The records that follow should be retyped word for word.
--- Start RECORD EXTRACTS ---
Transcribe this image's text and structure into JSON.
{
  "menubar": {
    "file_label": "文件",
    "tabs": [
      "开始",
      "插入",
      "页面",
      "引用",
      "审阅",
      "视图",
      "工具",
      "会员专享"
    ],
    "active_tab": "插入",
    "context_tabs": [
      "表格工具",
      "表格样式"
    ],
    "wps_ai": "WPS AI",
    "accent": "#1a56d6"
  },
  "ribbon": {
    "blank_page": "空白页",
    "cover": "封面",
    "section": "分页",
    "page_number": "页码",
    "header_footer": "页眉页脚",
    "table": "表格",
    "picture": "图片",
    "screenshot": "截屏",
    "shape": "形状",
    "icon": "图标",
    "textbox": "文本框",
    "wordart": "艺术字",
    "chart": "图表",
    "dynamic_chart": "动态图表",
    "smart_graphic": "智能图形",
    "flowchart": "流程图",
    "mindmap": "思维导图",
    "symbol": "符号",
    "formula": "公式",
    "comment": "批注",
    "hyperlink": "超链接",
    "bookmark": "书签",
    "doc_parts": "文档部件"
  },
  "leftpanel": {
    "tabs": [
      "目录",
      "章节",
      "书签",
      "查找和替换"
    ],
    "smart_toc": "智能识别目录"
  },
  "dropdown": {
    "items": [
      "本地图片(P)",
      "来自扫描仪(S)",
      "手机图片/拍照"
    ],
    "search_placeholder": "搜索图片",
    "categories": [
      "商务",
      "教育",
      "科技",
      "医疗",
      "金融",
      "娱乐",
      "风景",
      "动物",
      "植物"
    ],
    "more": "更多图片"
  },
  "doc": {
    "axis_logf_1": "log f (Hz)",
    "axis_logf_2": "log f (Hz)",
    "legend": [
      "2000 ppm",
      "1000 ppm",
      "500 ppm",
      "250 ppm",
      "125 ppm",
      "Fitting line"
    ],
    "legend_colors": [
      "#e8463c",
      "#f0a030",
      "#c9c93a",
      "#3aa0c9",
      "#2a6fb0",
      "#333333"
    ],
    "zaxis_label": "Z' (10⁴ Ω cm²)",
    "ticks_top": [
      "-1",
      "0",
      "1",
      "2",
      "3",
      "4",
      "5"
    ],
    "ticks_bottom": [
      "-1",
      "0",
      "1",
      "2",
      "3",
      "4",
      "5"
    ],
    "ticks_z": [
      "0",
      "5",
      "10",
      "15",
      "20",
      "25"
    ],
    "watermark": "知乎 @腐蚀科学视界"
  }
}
--- End RECORD EXTRACTS ---
→ TASK RESULT:
Transcribe this image's text and structure into JSON.
{
  "menubar": {
    "file_label": "文件",
    "tabs": [
      "开始",
      "插入",
      "页面",
      "引用",
      "审阅",
      "视图",
      "工具",
      "会员专享"
    ],
    "active_tab": "插入",
    "context_tabs": [
      "表格工具",
      "表格样式"
    ],
    "wps_ai": "WPS AI",
    "accent": "#1a56d6"
  },
  "ribbon": {
    "blank_page": "空白页",
    "cover": "封面",
    "section": "分页",
    "page_number": "页码",
    "header_footer": "页眉页脚",
    "table": "表格",
    "picture": "图片",
    "screenshot": "截屏",
    "shape": "形状",
    "icon": "图标",
    "textbox": "文本框",
    "wordart": "艺术字",
    "chart": "图表",
    "dynamic_chart": "动态图表",
    "smart_graphic": "智能图形",
    "flowchart": "流程图",
    "mindmap": "思维导图",
    "symbol": "符号",
    "formula": "公式",
    "comment": "批注",
    "hyperlink": "超链接",
    "bookmark": "书签",
    "doc_parts": "文档部件"
  },
  "leftpanel": {
    "tabs": [
      "目录",
      "章节",
      "书签",
      "查找和替换"
    ],
    "smart_toc": "智能识别目录"
  },
  "dropdown": {
    "items": [
      "本地图片(P)",
      "来自扫描仪(S)",
      "手机图片/拍照"
    ],
    "search_placeholder": "搜索图片",
    "categories": [
      "商务",
      "教育",
      "科技",
      "医疗",
      "金融",
      "娱乐",
      "风景",
      "动物",
      "植物"
    ],
    "more": "更多图片"
  },
  "doc": {
    "axis_logf_1": "log f (Hz)",
    "axis_logf_2": "log f (Hz)",
    "legend": [
      "2000 ppm",
      "1000 ppm",
      "500 ppm",
      "250 ppm",
      "125 ppm",
      "Fitting line"
    ],
    "legend_colors": [
      "#e8463c",
      "#f0a030",
      "#c9c93a",
      "#3aa0c9",
      "#2a6fb0",
      "#333333"
    ],
    "zaxis_label": "Z' (10⁴ Ω cm²)",
    "ticks_top": [
      "-1",
      "0",
      "1",
      "2",
      "3",
      "4",
      "5"
    ],
    "ticks_bottom": [
      "-1",
      "0",
      "1",
      "2",
      "3",
      "4",
      "5"
    ],
    "ticks_z": [
      "0",
      "5",
      "10",
      "15",
      "20",
      "25"
    ],
    "watermark": "知乎 @腐蚀科学视界"
  }
}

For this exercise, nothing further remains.